Aim of the exercise
Print the lines below word for word, leaving out the pictures.

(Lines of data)
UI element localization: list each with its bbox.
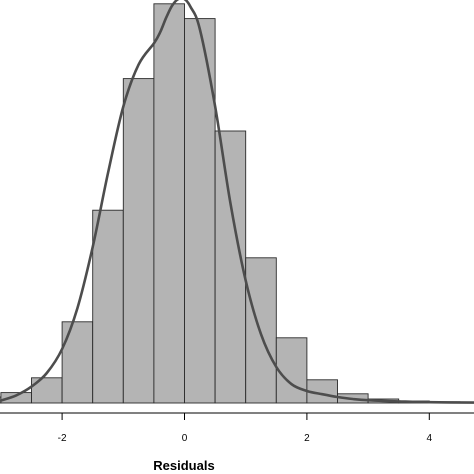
x-tick-label: 0 — [182, 433, 188, 444]
histogram-bar-8 — [214, 130, 247, 404]
x-tick-label: -2 — [58, 433, 67, 444]
x-axis-title: Residuals — [153, 458, 214, 473]
x-tick-label: 2 — [304, 433, 310, 444]
histogram-bar-6 — [153, 3, 185, 404]
density-curve — [0, 0, 474, 404]
histogram-bar-3 — [61, 321, 94, 404]
histogram-bar-4 — [92, 209, 124, 404]
x-axis-ticks: -2 0 2 4 — [58, 413, 433, 444]
histogram-bar-10 — [275, 337, 308, 404]
histogram-bars — [0, 3, 474, 404]
histogram-bar-5 — [122, 78, 155, 404]
x-tick-label: 4 — [427, 433, 433, 444]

Written response
UI element localization: list each with its bbox.
x-tick-label: 0 — [182, 433, 188, 444]
histogram-bar-8 — [214, 130, 247, 404]
x-tick-label: -2 — [58, 433, 67, 444]
x-axis-title: Residuals — [153, 458, 214, 473]
x-tick-label: 2 — [304, 433, 310, 444]
histogram-bar-6 — [153, 3, 185, 404]
density-curve — [0, 0, 474, 404]
histogram-bar-3 — [61, 321, 94, 404]
histogram-bar-4 — [92, 209, 124, 404]
x-axis-ticks: -2 0 2 4 — [58, 413, 433, 444]
histogram-bar-10 — [275, 337, 308, 404]
histogram-bars — [0, 3, 474, 404]
histogram-bar-5 — [122, 78, 155, 404]
x-tick-label: 4 — [427, 433, 433, 444]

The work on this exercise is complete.